Write out the full listing again, exactly as it stands.

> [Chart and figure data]

— Start —

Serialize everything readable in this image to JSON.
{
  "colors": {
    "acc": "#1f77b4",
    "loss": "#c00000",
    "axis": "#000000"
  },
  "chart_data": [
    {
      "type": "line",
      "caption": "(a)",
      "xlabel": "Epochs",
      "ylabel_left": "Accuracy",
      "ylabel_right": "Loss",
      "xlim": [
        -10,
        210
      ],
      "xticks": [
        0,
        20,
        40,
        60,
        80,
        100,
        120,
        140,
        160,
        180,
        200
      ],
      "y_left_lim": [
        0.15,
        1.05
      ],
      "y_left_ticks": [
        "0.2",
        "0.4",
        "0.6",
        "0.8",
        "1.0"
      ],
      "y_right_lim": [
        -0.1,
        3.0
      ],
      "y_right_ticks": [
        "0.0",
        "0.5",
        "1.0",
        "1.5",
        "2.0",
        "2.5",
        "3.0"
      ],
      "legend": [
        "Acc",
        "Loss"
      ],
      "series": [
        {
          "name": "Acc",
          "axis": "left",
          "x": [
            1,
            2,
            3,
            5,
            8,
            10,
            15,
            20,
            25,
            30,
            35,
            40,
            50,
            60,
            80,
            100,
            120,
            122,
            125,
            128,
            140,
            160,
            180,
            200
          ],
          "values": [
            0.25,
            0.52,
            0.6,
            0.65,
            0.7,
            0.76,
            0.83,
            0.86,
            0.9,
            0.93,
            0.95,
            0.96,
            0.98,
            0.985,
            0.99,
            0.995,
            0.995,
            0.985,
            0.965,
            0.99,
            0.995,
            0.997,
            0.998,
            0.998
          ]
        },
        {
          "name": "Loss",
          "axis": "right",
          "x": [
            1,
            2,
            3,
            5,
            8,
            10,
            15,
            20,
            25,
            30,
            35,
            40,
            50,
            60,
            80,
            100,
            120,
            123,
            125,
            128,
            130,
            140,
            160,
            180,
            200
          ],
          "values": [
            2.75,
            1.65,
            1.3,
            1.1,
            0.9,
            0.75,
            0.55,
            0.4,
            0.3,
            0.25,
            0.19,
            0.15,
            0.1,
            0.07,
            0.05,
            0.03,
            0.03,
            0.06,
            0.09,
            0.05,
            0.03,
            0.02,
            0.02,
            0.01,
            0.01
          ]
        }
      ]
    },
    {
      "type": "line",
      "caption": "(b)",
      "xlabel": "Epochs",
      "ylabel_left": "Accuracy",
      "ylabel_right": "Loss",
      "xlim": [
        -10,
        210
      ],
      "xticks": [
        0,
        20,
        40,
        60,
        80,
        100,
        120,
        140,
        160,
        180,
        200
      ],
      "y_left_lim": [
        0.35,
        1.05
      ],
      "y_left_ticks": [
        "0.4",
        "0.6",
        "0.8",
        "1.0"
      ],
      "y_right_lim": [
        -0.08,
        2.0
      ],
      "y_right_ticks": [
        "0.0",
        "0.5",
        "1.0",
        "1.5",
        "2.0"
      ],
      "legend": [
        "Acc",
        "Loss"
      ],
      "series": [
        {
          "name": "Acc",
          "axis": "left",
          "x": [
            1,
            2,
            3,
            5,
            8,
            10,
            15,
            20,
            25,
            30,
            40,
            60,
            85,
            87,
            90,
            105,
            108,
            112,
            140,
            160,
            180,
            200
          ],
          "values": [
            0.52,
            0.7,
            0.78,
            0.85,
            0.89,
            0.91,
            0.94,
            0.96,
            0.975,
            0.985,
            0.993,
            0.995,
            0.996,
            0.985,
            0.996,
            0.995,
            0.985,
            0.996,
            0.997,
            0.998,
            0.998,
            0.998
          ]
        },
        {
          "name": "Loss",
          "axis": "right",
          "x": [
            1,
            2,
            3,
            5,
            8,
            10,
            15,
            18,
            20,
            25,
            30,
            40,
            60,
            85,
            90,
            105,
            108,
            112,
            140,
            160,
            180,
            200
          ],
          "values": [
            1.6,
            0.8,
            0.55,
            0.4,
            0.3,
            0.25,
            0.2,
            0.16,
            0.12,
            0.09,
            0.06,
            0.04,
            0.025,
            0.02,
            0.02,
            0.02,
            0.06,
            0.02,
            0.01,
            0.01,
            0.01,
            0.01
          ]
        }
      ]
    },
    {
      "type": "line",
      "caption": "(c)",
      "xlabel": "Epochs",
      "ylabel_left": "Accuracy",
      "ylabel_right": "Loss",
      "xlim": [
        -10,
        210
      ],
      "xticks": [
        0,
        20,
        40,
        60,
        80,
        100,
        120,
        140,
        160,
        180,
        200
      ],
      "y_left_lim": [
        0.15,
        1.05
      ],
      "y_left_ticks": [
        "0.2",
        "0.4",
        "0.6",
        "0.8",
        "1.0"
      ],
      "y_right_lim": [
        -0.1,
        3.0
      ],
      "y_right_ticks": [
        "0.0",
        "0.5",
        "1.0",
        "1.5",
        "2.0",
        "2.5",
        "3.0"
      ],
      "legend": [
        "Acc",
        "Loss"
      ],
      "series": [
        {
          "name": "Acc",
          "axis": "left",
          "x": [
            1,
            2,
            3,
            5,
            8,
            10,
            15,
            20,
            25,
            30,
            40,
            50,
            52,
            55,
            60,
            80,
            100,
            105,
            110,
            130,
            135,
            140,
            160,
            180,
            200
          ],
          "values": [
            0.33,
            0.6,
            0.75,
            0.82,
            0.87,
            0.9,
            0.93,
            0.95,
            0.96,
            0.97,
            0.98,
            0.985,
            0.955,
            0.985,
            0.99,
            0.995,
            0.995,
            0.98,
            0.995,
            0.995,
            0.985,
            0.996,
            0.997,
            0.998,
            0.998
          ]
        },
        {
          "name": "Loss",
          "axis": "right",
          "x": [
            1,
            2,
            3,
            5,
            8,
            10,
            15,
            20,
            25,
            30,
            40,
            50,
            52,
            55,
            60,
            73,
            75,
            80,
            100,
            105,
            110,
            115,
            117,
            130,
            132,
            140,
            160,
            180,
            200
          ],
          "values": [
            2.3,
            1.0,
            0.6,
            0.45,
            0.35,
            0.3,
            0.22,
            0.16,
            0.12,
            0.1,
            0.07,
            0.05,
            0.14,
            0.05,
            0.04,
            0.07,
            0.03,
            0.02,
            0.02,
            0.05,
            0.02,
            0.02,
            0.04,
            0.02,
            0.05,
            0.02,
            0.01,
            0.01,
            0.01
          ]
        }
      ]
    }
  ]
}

— End —

> [Solution to this task]
Serialize everything readable in this image to JSON.
{
  "colors": {
    "acc": "#1f77b4",
    "loss": "#c00000",
    "axis": "#000000"
  },
  "chart_data": [
    {
      "type": "line",
      "caption": "(a)",
      "xlabel": "Epochs",
      "ylabel_left": "Accuracy",
      "ylabel_right": "Loss",
      "xlim": [
        -10,
        210
      ],
      "xticks": [
        0,
        20,
        40,
        60,
        80,
        100,
        120,
        140,
        160,
        180,
        200
      ],
      "y_left_lim": [
        0.15,
        1.05
      ],
      "y_left_ticks": [
        "0.2",
        "0.4",
        "0.6",
        "0.8",
        "1.0"
      ],
      "y_right_lim": [
        -0.1,
        3.0
      ],
      "y_right_ticks": [
        "0.0",
        "0.5",
        "1.0",
        "1.5",
        "2.0",
        "2.5",
        "3.0"
      ],
      "legend": [
        "Acc",
        "Loss"
      ],
      "series": [
        {
          "name": "Acc",
          "axis": "left",
          "x": [
            1,
            2,
            3,
            5,
            8,
            10,
            15,
            20,
            25,
            30,
            35,
            40,
            50,
            60,
            80,
            100,
            120,
            122,
            125,
            128,
            140,
            160,
            180,
            200
          ],
          "values": [
            0.25,
            0.52,
            0.6,
            0.65,
            0.7,
            0.76,
            0.83,
            0.86,
            0.9,
            0.93,
            0.95,
            0.96,
            0.98,
            0.985,
            0.99,
            0.995,
            0.995,
            0.985,
            0.965,
            0.99,
            0.995,
            0.997,
            0.998,
            0.998
          ]
        },
        {
          "name": "Loss",
          "axis": "right",
          "x": [
            1,
            2,
            3,
            5,
            8,
            10,
            15,
            20,
            25,
            30,
            35,
            40,
            50,
            60,
            80,
            100,
            120,
            123,
            125,
            128,
            130,
            140,
            160,
            180,
            200
          ],
          "values": [
            2.75,
            1.65,
            1.3,
            1.1,
            0.9,
            0.75,
            0.55,
            0.4,
            0.3,
            0.25,
            0.19,
            0.15,
            0.1,
            0.07,
            0.05,
            0.03,
            0.03,
            0.06,
            0.09,
            0.05,
            0.03,
            0.02,
            0.02,
            0.01,
            0.01
          ]
        }
      ]
    },
    {
      "type": "line",
      "caption": "(b)",
      "xlabel": "Epochs",
      "ylabel_left": "Accuracy",
      "ylabel_right": "Loss",
      "xlim": [
        -10,
        210
      ],
      "xticks": [
        0,
        20,
        40,
        60,
        80,
        100,
        120,
        140,
        160,
        180,
        200
      ],
      "y_left_lim": [
        0.35,
        1.05
      ],
      "y_left_ticks": [
        "0.4",
        "0.6",
        "0.8",
        "1.0"
      ],
      "y_right_lim": [
        -0.08,
        2.0
      ],
      "y_right_ticks": [
        "0.0",
        "0.5",
        "1.0",
        "1.5",
        "2.0"
      ],
      "legend": [
        "Acc",
        "Loss"
      ],
      "series": [
        {
          "name": "Acc",
          "axis": "left",
          "x": [
            1,
            2,
            3,
            5,
            8,
            10,
            15,
            20,
            25,
            30,
            40,
            60,
            85,
            87,
            90,
            105,
            108,
            112,
            140,
            160,
            180,
            200
          ],
          "values": [
            0.52,
            0.7,
            0.78,
            0.85,
            0.89,
            0.91,
            0.94,
            0.96,
            0.975,
            0.985,
            0.993,
            0.995,
            0.996,
            0.985,
            0.996,
            0.995,
            0.985,
            0.996,
            0.997,
            0.998,
            0.998,
            0.998
          ]
        },
        {
          "name": "Loss",
          "axis": "right",
          "x": [
            1,
            2,
            3,
            5,
            8,
            10,
            15,
            18,
            20,
            25,
            30,
            40,
            60,
            85,
            90,
            105,
            108,
            112,
            140,
            160,
            180,
            200
          ],
          "values": [
            1.6,
            0.8,
            0.55,
            0.4,
            0.3,
            0.25,
            0.2,
            0.16,
            0.12,
            0.09,
            0.06,
            0.04,
            0.025,
            0.02,
            0.02,
            0.02,
            0.06,
            0.02,
            0.01,
            0.01,
            0.01,
            0.01
          ]
        }
      ]
    },
    {
      "type": "line",
      "caption": "(c)",
      "xlabel": "Epochs",
      "ylabel_left": "Accuracy",
      "ylabel_right": "Loss",
      "xlim": [
        -10,
        210
      ],
      "xticks": [
        0,
        20,
        40,
        60,
        80,
        100,
        120,
        140,
        160,
        180,
        200
      ],
      "y_left_lim": [
        0.15,
        1.05
      ],
      "y_left_ticks": [
        "0.2",
        "0.4",
        "0.6",
        "0.8",
        "1.0"
      ],
      "y_right_lim": [
        -0.1,
        3.0
      ],
      "y_right_ticks": [
        "0.0",
        "0.5",
        "1.0",
        "1.5",
        "2.0",
        "2.5",
        "3.0"
      ],
      "legend": [
        "Acc",
        "Loss"
      ],
      "series": [
        {
          "name": "Acc",
          "axis": "left",
          "x": [
            1,
            2,
            3,
            5,
            8,
            10,
            15,
            20,
            25,
            30,
            40,
            50,
            52,
            55,
            60,
            80,
            100,
            105,
            110,
            130,
            135,
            140,
            160,
            180,
            200
          ],
          "values": [
            0.33,
            0.6,
            0.75,
            0.82,
            0.87,
            0.9,
            0.93,
            0.95,
            0.96,
            0.97,
            0.98,
            0.985,
            0.955,
            0.985,
            0.99,
            0.995,
            0.995,
            0.98,
            0.995,
            0.995,
            0.985,
            0.996,
            0.997,
            0.998,
            0.998
          ]
        },
        {
          "name": "Loss",
          "axis": "right",
          "x": [
            1,
            2,
            3,
            5,
            8,
            10,
            15,
            20,
            25,
            30,
            40,
            50,
            52,
            55,
            60,
            73,
            75,
            80,
            100,
            105,
            110,
            115,
            117,
            130,
            132,
            140,
            160,
            180,
            200
          ],
          "values": [
            2.3,
            1.0,
            0.6,
            0.45,
            0.35,
            0.3,
            0.22,
            0.16,
            0.12,
            0.1,
            0.07,
            0.05,
            0.14,
            0.05,
            0.04,
            0.07,
            0.03,
            0.02,
            0.02,
            0.05,
            0.02,
            0.02,
            0.04,
            0.02,
            0.05,
            0.02,
            0.01,
            0.01,
            0.01
          ]
        }
      ]
    }
  ]
}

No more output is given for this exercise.